- Your assignment -
From the entries below, list each line with "forward".

- Record excerpts -

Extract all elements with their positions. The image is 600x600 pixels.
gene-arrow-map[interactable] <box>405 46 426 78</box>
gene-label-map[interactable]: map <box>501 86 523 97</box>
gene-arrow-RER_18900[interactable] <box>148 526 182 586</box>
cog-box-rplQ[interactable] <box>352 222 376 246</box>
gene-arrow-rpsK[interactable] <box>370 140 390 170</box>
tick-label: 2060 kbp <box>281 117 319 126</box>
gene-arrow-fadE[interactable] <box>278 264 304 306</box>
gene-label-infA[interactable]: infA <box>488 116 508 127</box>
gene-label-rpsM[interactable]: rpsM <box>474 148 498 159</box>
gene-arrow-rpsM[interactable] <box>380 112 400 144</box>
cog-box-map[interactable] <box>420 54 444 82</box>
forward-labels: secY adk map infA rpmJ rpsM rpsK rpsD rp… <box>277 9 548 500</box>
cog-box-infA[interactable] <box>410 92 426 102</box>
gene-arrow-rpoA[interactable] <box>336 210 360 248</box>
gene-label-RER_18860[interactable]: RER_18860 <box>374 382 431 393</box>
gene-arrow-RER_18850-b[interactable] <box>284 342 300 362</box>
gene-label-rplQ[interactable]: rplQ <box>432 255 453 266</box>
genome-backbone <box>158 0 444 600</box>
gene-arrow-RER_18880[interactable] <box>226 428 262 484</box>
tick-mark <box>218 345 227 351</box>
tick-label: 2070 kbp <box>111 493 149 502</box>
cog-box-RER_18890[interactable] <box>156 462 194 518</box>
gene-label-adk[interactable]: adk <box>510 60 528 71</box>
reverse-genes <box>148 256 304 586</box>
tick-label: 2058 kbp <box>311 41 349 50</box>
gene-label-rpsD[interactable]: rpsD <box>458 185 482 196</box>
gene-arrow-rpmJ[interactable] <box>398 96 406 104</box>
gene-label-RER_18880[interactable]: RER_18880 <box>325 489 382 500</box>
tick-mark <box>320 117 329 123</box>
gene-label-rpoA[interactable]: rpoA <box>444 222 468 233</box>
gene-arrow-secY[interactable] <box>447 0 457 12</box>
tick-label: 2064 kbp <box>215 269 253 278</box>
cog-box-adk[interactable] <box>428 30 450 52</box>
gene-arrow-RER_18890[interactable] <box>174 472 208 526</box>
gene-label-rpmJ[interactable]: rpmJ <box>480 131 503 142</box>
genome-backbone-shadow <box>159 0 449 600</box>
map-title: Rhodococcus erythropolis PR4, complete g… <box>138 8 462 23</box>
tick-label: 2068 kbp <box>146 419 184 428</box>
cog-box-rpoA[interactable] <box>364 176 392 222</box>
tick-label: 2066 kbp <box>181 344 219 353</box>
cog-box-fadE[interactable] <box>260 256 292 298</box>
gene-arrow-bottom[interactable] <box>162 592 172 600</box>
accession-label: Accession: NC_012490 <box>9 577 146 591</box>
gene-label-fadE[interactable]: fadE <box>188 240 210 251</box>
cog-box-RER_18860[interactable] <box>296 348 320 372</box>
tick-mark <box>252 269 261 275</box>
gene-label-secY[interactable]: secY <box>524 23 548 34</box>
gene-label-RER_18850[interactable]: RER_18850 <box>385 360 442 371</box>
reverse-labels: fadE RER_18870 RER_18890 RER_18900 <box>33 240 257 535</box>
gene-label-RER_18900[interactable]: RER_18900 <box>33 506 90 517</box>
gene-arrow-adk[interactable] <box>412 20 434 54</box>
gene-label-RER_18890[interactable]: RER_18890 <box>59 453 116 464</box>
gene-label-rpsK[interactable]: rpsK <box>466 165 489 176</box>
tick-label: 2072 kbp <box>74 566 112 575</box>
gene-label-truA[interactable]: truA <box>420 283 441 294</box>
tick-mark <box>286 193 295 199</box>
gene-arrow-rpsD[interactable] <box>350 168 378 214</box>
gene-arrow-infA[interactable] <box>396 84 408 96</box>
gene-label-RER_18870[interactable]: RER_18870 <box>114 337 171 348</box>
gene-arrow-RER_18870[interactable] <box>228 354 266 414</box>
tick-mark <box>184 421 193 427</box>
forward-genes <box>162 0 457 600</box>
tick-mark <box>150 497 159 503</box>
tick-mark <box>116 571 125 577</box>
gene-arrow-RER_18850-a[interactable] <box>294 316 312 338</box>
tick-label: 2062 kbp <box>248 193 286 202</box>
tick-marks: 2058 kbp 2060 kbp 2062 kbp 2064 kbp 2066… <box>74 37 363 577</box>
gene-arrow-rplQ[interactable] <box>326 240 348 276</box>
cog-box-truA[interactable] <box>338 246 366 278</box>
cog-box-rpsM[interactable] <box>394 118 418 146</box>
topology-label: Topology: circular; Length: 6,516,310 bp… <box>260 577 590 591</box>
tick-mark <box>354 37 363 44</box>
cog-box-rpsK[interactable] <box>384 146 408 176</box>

- Solution to the exercise -
forward-labels: secY adk map infA rpmJ rpsM rpsK rpsD rp… <box>277 9 548 500</box>
forward-genes <box>162 0 457 600</box>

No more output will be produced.